# [What you are asked to do]
Locate every line in the material below that has the word "this". Copy each of those lines.

# [Source records]
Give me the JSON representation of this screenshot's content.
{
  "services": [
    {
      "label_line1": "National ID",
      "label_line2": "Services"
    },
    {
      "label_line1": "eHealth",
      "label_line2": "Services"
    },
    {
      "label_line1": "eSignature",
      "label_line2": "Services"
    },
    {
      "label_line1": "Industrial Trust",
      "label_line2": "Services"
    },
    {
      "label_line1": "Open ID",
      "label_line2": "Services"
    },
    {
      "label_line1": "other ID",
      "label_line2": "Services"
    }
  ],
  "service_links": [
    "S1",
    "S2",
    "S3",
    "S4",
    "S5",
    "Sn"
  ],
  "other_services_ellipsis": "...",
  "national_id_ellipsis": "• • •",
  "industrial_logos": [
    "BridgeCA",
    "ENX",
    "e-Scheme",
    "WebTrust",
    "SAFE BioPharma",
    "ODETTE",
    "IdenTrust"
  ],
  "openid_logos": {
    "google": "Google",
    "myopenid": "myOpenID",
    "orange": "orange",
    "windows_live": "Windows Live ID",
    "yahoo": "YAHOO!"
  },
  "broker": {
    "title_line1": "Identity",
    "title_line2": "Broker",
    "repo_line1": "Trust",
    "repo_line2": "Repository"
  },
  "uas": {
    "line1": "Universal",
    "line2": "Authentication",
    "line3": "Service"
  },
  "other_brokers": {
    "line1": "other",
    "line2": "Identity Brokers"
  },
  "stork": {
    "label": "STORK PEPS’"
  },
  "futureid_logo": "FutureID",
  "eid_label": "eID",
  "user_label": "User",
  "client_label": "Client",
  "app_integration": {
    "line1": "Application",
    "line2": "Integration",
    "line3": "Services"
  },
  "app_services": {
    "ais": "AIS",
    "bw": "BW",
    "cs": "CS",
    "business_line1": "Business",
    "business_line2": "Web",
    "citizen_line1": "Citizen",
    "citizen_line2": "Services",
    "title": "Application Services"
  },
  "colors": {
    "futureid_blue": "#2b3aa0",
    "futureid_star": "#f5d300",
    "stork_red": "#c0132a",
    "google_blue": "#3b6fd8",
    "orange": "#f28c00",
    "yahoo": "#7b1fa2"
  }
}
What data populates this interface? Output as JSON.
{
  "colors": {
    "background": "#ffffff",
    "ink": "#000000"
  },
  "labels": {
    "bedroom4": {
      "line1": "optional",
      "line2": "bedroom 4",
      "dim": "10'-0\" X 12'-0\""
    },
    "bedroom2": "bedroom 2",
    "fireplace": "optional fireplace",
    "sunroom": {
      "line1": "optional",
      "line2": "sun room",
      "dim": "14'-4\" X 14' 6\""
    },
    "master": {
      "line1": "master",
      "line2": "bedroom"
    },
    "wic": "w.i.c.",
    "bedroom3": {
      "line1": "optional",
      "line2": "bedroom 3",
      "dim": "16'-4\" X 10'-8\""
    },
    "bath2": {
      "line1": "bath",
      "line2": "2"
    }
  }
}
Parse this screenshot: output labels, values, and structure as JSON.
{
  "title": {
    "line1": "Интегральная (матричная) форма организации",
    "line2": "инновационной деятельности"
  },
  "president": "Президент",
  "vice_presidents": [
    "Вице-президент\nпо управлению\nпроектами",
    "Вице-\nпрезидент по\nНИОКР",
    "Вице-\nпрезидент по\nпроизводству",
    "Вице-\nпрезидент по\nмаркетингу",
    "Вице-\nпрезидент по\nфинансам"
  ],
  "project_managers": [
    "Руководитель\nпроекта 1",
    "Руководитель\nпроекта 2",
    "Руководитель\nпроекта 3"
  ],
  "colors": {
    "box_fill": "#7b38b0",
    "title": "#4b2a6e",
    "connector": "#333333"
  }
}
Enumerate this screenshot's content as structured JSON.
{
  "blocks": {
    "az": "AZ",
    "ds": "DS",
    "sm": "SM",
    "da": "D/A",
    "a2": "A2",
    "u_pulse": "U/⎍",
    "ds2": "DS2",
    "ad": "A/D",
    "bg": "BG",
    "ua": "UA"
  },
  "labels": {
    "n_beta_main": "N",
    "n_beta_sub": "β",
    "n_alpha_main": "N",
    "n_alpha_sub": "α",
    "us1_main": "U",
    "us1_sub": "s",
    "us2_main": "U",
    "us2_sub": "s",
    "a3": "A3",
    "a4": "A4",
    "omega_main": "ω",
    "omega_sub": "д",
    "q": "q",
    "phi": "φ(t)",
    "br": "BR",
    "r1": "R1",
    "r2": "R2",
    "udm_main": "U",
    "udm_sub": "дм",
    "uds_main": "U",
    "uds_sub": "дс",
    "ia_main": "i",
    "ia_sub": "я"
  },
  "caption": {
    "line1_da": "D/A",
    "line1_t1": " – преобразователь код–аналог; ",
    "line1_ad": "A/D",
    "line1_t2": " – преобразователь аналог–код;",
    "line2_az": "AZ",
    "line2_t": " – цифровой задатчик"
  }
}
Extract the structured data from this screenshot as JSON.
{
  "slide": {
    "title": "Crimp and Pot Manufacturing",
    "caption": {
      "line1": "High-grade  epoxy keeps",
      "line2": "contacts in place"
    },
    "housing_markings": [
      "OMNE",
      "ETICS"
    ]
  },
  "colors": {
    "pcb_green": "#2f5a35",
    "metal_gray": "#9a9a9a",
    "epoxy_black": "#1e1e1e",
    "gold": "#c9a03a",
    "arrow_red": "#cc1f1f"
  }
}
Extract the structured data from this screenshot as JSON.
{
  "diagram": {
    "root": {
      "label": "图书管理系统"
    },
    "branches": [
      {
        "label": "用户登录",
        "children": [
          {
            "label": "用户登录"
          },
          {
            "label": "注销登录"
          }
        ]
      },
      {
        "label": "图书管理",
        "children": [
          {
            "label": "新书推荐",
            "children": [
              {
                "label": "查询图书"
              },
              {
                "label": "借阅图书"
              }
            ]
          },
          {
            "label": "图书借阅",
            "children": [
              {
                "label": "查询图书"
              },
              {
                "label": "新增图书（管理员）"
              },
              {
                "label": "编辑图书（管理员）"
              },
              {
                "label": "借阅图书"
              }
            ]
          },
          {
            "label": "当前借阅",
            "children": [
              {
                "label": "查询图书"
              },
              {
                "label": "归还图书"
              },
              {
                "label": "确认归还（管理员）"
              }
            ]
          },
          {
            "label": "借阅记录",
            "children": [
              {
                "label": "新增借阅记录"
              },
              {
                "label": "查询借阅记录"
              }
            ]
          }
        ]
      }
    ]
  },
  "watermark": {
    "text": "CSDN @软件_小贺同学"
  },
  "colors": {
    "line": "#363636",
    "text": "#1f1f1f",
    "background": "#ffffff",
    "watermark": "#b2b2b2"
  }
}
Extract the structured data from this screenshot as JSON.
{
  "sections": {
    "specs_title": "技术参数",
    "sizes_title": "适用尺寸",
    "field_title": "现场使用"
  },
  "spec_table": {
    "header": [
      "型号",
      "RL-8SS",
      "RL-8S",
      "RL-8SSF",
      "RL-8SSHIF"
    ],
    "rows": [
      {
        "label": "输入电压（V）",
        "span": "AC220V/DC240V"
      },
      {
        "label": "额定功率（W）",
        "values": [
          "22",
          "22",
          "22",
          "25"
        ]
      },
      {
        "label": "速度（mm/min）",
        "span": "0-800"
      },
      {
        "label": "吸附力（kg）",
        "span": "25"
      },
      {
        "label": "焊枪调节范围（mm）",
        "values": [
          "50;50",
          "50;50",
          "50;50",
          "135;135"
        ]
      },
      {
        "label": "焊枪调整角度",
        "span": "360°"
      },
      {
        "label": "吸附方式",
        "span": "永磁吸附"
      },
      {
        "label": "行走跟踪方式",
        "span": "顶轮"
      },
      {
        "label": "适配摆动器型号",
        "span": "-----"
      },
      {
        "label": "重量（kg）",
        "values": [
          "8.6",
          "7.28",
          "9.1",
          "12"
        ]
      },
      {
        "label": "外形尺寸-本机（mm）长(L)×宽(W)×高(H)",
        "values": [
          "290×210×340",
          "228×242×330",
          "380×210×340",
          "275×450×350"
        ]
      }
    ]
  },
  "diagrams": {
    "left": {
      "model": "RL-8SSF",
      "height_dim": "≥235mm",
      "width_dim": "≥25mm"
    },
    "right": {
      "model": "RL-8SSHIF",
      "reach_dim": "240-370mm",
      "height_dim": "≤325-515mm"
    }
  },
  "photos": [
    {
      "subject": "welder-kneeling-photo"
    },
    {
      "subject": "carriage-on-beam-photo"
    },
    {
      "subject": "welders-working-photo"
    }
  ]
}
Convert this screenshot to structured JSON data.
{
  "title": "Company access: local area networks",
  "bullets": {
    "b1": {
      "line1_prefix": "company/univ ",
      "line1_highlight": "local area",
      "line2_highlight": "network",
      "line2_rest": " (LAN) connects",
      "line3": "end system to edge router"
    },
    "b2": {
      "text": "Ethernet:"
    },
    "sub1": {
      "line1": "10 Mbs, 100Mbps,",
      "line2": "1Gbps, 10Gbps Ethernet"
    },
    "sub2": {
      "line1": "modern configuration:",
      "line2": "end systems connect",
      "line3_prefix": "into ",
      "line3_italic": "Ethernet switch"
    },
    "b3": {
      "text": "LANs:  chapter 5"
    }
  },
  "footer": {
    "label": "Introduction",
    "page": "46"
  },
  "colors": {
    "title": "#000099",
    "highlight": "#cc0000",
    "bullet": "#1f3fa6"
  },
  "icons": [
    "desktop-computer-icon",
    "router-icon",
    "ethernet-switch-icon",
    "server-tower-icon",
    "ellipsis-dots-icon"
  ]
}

# [Exercise result]
Give me the JSON representation of this screenshot's content.
What data populates this interface? Output as JSON.
Parse this screenshot: output labels, values, and structure as JSON.
Enumerate this screenshot's content as structured JSON.
Extract the structured data from this screenshot as JSON.
Extract the structured data from this screenshot as JSON.
Extract the structured data from this screenshot as JSON.
Convert this screenshot to structured JSON data.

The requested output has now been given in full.